** Description of the task **
Set down the full listing exactly, character for character.

** Records supplied **
◆ ◆ ◆ ◆ ◆ ◆ ◆

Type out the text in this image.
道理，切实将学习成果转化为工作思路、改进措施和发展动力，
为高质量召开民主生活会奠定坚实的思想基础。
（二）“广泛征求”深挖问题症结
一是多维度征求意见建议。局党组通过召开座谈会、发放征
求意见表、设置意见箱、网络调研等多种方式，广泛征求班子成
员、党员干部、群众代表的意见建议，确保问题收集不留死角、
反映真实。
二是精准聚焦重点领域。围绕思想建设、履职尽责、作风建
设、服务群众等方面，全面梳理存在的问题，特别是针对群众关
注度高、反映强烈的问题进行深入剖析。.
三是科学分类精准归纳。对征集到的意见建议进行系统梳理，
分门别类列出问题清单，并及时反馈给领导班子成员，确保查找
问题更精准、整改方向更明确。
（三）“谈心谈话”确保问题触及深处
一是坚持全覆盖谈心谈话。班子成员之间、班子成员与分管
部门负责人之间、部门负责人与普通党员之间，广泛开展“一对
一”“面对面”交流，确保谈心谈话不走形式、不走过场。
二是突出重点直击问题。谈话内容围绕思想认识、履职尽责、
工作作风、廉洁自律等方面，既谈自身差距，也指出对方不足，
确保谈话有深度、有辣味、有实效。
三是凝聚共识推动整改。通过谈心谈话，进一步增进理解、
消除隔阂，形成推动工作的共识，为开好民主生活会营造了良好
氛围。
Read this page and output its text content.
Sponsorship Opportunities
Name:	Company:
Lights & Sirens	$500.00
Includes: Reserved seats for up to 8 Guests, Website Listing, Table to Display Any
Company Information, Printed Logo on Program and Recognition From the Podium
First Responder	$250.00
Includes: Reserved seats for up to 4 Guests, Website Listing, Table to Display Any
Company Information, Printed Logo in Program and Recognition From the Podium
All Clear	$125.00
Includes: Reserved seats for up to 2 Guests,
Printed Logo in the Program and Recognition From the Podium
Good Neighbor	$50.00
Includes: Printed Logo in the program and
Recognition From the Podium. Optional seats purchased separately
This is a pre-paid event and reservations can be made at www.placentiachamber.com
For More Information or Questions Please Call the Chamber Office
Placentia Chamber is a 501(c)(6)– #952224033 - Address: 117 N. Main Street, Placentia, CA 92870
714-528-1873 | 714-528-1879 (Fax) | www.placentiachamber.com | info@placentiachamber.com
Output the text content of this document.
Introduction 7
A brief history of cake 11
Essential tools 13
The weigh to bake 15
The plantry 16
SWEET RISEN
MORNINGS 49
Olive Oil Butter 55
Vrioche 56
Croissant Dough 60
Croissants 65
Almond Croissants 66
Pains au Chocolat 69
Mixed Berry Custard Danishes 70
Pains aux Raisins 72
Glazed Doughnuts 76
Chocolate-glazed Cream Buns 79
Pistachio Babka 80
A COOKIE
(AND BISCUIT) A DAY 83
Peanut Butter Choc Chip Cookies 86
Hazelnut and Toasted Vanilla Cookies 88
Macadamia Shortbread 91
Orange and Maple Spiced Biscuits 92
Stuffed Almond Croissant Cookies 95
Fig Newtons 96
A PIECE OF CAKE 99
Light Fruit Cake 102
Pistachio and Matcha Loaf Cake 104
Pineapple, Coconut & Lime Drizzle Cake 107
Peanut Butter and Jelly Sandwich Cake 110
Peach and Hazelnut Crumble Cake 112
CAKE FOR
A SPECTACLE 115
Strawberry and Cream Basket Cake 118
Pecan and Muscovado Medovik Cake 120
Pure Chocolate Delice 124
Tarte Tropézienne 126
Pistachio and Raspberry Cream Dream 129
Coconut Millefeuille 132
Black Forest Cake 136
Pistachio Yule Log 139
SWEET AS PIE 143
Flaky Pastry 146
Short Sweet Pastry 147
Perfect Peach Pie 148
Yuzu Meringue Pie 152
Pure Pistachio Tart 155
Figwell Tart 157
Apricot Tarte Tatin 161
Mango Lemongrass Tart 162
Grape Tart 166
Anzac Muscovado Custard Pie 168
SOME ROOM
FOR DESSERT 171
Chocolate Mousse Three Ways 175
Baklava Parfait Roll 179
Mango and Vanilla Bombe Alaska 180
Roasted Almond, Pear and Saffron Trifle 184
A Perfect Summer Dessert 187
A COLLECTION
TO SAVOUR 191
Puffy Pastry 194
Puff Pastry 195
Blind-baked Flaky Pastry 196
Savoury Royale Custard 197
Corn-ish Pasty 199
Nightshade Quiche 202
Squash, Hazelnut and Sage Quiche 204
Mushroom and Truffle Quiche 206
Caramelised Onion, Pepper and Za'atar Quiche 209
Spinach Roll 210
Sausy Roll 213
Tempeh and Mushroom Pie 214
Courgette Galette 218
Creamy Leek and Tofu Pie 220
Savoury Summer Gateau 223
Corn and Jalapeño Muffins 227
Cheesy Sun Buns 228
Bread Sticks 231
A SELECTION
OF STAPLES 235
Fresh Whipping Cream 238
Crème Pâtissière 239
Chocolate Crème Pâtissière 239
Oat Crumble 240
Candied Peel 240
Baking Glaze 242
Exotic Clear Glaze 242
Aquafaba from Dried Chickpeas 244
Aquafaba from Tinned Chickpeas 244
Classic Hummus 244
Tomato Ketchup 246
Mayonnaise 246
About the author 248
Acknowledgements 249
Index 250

◆ ◆ ◆ ◆ ◆ ◆ ◆

** Result of the task **
Type out the text in this image.
道理，切实将学习成果转化为工作思路、改进措施和发展动力，
为高质量召开民主生活会奠定坚实的思想基础。
（二）“广泛征求”深挖问题症结
一是多维度征求意见建议。局党组通过召开座谈会、发放征
求意见表、设置意见箱、网络调研等多种方式，广泛征求班子成
员、党员干部、群众代表的意见建议，确保问题收集不留死角、
反映真实。
二是精准聚焦重点领域。围绕思想建设、履职尽责、作风建
设、服务群众等方面，全面梳理存在的问题，特别是针对群众关
注度高、反映强烈的问题进行深入剖析。.
三是科学分类精准归纳。对征集到的意见建议进行系统梳理，
分门别类列出问题清单，并及时反馈给领导班子成员，确保查找
问题更精准、整改方向更明确。
（三）“谈心谈话”确保问题触及深处
一是坚持全覆盖谈心谈话。班子成员之间、班子成员与分管
部门负责人之间、部门负责人与普通党员之间，广泛开展“一对
一”“面对面”交流，确保谈心谈话不走形式、不走过场。
二是突出重点直击问题。谈话内容围绕思想认识、履职尽责、
工作作风、廉洁自律等方面，既谈自身差距，也指出对方不足，
确保谈话有深度、有辣味、有实效。
三是凝聚共识推动整改。通过谈心谈话，进一步增进理解、
消除隔阂，形成推动工作的共识，为开好民主生活会营造了良好
氛围。
Read this page and output its text content.
Sponsorship Opportunities
Name:	Company:
Lights & Sirens	$500.00
Includes: Reserved seats for up to 8 Guests, Website Listing, Table to Display Any
Company Information, Printed Logo on Program and Recognition From the Podium
First Responder	$250.00
Includes: Reserved seats for up to 4 Guests, Website Listing, Table to Display Any
Company Information, Printed Logo in Program and Recognition From the Podium
All Clear	$125.00
Includes: Reserved seats for up to 2 Guests,
Printed Logo in the Program and Recognition From the Podium
Good Neighbor	$50.00
Includes: Printed Logo in the program and
Recognition From the Podium. Optional seats purchased separately
This is a pre-paid event and reservations can be made at www.placentiachamber.com
For More Information or Questions Please Call the Chamber Office
Placentia Chamber is a 501(c)(6)– #952224033 - Address: 117 N. Main Street, Placentia, CA 92870
714-528-1873 | 714-528-1879 (Fax) | www.placentiachamber.com | info@placentiachamber.com
Output the text content of this document.
Introduction 7
A brief history of cake 11
Essential tools 13
The weigh to bake 15
The plantry 16
SWEET RISEN
MORNINGS 49
Olive Oil Butter 55
Vrioche 56
Croissant Dough 60
Croissants 65
Almond Croissants 66
Pains au Chocolat 69
Mixed Berry Custard Danishes 70
Pains aux Raisins 72
Glazed Doughnuts 76
Chocolate-glazed Cream Buns 79
Pistachio Babka 80
A COOKIE
(AND BISCUIT) A DAY 83
Peanut Butter Choc Chip Cookies 86
Hazelnut and Toasted Vanilla Cookies 88
Macadamia Shortbread 91
Orange and Maple Spiced Biscuits 92
Stuffed Almond Croissant Cookies 95
Fig Newtons 96
A PIECE OF CAKE 99
Light Fruit Cake 102
Pistachio and Matcha Loaf Cake 104
Pineapple, Coconut & Lime Drizzle Cake 107
Peanut Butter and Jelly Sandwich Cake 110
Peach and Hazelnut Crumble Cake 112
CAKE FOR
A SPECTACLE 115
Strawberry and Cream Basket Cake 118
Pecan and Muscovado Medovik Cake 120
Pure Chocolate Delice 124
Tarte Tropézienne 126
Pistachio and Raspberry Cream Dream 129
Coconut Millefeuille 132
Black Forest Cake 136
Pistachio Yule Log 139
SWEET AS PIE 143
Flaky Pastry 146
Short Sweet Pastry 147
Perfect Peach Pie 148
Yuzu Meringue Pie 152
Pure Pistachio Tart 155
Figwell Tart 157
Apricot Tarte Tatin 161
Mango Lemongrass Tart 162
Grape Tart 166
Anzac Muscovado Custard Pie 168
SOME ROOM
FOR DESSERT 171
Chocolate Mousse Three Ways 175
Baklava Parfait Roll 179
Mango and Vanilla Bombe Alaska 180
Roasted Almond, Pear and Saffron Trifle 184
A Perfect Summer Dessert 187
A COLLECTION
TO SAVOUR 191
Puffy Pastry 194
Puff Pastry 195
Blind-baked Flaky Pastry 196
Savoury Royale Custard 197
Corn-ish Pasty 199
Nightshade Quiche 202
Squash, Hazelnut and Sage Quiche 204
Mushroom and Truffle Quiche 206
Caramelised Onion, Pepper and Za'atar Quiche 209
Spinach Roll 210
Sausy Roll 213
Tempeh and Mushroom Pie 214
Courgette Galette 218
Creamy Leek and Tofu Pie 220
Savoury Summer Gateau 223
Corn and Jalapeño Muffins 227
Cheesy Sun Buns 228
Bread Sticks 231
A SELECTION
OF STAPLES 235
Fresh Whipping Cream 238
Crème Pâtissière 239
Chocolate Crème Pâtissière 239
Oat Crumble 240
Candied Peel 240
Baking Glaze 242
Exotic Clear Glaze 242
Aquafaba from Dried Chickpeas 244
Aquafaba from Tinned Chickpeas 244
Classic Hummus 244
Tomato Ketchup 246
Mayonnaise 246
About the author 248
Acknowledgements 249
Index 250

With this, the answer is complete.